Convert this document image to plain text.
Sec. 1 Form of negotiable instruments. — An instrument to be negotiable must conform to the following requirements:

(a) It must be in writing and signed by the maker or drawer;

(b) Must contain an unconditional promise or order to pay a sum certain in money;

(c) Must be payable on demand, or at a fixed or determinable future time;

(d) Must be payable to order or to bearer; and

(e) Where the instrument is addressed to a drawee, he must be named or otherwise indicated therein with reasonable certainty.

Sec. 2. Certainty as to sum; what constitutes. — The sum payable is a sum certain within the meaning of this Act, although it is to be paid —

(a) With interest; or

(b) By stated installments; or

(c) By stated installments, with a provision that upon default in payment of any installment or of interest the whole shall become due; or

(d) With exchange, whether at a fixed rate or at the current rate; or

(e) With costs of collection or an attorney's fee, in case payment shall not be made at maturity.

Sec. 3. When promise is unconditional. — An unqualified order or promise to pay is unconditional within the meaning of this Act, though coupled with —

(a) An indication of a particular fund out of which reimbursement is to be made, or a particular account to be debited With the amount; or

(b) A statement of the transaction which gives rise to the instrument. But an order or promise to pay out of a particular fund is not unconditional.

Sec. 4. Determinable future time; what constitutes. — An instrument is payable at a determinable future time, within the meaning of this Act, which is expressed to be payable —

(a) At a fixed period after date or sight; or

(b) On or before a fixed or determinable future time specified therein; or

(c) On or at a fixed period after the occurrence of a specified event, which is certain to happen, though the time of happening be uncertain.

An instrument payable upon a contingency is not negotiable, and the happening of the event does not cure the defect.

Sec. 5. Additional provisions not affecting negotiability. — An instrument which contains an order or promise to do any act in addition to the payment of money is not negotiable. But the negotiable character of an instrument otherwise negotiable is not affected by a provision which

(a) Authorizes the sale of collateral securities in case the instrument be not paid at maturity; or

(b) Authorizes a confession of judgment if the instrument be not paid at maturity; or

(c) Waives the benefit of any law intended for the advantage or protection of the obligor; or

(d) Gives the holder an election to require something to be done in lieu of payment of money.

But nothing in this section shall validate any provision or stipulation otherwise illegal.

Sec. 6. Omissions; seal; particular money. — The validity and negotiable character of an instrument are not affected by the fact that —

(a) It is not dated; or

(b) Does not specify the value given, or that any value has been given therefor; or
···
# Instructions for the task
Quote all the records. Keep every word exact.

# Task result
Convert this document image to plain text.
Sec. 1 Form of negotiable instruments. — An instrument to be negotiable must conform to the following requirements:

(a) It must be in writing and signed by the maker or drawer;

(b) Must contain an unconditional promise or order to pay a sum certain in money;

(c) Must be payable on demand, or at a fixed or determinable future time;

(d) Must be payable to order or to bearer; and

(e) Where the instrument is addressed to a drawee, he must be named or otherwise indicated therein with reasonable certainty.

Sec. 2. Certainty as to sum; what constitutes. — The sum payable is a sum certain within the meaning of this Act, although it is to be paid —

(a) With interest; or

(b) By stated installments; or

(c) By stated installments, with a provision that upon default in payment of any installment or of interest the whole shall become due; or

(d) With exchange, whether at a fixed rate or at the current rate; or

(e) With costs of collection or an attorney's fee, in case payment shall not be made at maturity.

Sec. 3. When promise is unconditional. — An unqualified order or promise to pay is unconditional within the meaning of this Act, though coupled with —

(a) An indication of a particular fund out of which reimbursement is to be made, or a particular account to be debited With the amount; or

(b) A statement of the transaction which gives rise to the instrument. But an order or promise to pay out of a particular fund is not unconditional.

Sec. 4. Determinable future time; what constitutes. — An instrument is payable at a determinable future time, within the meaning of this Act, which is expressed to be payable —

(a) At a fixed period after date or sight; or

(b) On or before a fixed or determinable future time specified therein; or

(c) On or at a fixed period after the occurrence of a specified event, which is certain to happen, though the time of happening be uncertain.

An instrument payable upon a contingency is not negotiable, and the happening of the event does not cure the defect.

Sec. 5. Additional provisions not affecting negotiability. — An instrument which contains an order or promise to do any act in addition to the payment of money is not negotiable. But the negotiable character of an instrument otherwise negotiable is not affected by a provision which

(a) Authorizes the sale of collateral securities in case the instrument be not paid at maturity; or

(b) Authorizes a confession of judgment if the instrument be not paid at maturity; or

(c) Waives the benefit of any law intended for the advantage or protection of the obligor; or

(d) Gives the holder an election to require something to be done in lieu of payment of money.

But nothing in this section shall validate any provision or stipulation otherwise illegal.

Sec. 6. Omissions; seal; particular money. — The validity and negotiable character of an instrument are not affected by the fact that —

(a) It is not dated; or

(b) Does not specify the value given, or that any value has been given therefor; or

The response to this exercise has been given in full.